_AIM OF THE TASK_.
Turn the items from the first line through the line containing "series-line: [571, 6, 699, 28]" into a JSON list of strings, one string per line with blank lines skipped. Include only those lines.

=== MATERIAL FOR THE TASK ===

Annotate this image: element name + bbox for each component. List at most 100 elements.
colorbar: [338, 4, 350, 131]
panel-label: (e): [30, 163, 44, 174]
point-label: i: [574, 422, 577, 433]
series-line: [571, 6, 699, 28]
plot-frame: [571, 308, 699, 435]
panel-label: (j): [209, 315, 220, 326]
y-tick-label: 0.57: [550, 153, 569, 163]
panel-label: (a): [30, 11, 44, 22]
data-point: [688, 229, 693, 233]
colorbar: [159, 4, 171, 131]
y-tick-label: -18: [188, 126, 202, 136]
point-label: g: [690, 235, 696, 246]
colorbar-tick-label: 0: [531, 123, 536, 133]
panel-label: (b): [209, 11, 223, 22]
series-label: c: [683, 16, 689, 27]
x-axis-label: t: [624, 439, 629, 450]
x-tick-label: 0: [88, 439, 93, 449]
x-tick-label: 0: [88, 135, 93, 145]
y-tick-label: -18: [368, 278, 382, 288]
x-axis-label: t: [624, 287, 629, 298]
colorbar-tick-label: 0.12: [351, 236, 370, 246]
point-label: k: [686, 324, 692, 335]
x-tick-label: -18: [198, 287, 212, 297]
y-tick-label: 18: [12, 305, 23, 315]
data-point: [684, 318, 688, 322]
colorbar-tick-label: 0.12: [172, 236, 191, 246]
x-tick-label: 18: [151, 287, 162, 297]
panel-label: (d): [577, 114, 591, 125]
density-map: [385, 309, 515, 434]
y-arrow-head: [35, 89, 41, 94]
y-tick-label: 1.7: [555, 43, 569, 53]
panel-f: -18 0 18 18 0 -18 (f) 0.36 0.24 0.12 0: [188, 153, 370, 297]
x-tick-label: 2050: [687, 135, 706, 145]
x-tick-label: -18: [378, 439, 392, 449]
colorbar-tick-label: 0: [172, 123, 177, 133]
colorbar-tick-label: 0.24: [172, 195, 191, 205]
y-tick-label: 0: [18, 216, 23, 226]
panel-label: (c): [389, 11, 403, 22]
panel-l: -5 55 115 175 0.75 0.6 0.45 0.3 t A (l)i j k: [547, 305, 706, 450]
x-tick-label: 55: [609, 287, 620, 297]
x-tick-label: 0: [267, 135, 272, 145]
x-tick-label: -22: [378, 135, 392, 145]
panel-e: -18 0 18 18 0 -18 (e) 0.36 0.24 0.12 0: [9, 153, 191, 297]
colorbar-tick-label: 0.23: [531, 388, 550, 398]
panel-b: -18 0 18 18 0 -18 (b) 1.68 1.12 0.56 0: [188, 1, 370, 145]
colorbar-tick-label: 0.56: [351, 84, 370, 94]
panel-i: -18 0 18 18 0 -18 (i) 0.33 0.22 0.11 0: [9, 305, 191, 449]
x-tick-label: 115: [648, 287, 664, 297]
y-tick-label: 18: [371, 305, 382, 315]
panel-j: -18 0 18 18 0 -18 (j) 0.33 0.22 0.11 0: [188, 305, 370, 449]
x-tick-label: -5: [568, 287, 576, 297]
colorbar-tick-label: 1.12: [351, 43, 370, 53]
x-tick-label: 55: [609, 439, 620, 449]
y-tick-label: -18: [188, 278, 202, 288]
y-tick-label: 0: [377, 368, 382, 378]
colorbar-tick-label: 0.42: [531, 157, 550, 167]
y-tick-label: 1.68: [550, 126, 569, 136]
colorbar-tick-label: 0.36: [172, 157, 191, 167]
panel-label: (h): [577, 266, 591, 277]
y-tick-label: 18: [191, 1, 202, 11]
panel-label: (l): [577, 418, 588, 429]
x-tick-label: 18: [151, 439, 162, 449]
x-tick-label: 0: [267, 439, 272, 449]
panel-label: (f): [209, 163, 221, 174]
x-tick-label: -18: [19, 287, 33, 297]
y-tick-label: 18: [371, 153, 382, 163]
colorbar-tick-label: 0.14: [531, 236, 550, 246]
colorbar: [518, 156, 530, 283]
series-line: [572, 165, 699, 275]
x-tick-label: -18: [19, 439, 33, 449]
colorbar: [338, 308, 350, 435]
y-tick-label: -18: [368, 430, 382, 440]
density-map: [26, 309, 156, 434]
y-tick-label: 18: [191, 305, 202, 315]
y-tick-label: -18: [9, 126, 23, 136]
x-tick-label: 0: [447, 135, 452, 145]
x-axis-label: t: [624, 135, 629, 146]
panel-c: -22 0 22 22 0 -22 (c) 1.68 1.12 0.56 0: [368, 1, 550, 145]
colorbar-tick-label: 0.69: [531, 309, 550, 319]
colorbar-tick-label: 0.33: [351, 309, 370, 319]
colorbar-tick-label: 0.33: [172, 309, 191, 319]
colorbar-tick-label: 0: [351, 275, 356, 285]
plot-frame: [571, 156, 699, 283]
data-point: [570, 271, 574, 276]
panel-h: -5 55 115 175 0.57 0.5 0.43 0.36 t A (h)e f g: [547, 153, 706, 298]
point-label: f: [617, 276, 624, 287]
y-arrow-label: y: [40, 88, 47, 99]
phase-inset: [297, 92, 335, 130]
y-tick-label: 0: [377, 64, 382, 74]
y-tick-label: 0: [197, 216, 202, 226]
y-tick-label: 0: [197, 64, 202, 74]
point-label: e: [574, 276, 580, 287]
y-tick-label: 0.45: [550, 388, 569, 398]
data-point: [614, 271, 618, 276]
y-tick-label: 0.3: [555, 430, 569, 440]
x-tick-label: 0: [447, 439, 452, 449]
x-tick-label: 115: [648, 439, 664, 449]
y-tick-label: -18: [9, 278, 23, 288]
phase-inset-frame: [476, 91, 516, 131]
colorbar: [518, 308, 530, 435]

===

_THE ANSWER_.
[
  "Annotate this image: element name + bbox for each component. List at most 100 elements.",
  "colorbar: [338, 4, 350, 131]",
  "panel-label: (e): [30, 163, 44, 174]",
  "point-label: i: [574, 422, 577, 433]",
  "series-line: [571, 6, 699, 28]"
]